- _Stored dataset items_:
|---|

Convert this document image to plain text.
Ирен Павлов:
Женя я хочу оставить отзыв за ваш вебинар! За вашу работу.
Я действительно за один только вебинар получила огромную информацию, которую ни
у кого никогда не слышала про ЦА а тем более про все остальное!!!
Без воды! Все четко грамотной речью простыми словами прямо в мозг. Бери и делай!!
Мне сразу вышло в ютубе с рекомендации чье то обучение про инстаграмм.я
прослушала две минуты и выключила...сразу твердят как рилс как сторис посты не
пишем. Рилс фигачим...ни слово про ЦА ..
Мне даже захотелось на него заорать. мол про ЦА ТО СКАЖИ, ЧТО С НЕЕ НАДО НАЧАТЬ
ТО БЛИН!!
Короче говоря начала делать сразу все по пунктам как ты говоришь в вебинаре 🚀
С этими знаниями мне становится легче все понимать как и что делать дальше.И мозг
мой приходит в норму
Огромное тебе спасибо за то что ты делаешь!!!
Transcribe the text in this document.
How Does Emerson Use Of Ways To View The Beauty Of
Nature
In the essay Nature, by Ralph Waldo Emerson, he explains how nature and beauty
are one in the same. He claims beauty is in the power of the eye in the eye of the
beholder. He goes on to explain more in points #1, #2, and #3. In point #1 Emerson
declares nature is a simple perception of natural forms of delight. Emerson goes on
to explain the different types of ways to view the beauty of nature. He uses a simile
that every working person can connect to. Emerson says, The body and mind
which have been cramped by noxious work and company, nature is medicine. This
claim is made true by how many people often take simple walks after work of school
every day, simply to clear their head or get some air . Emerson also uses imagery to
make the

|---|

Only lines with "uses" are wanted here; list each of them.

to explain the different types of ways to view the beauty of nature. He uses a simile
every day, simply to clear their head or get some air . Emerson also uses imagery to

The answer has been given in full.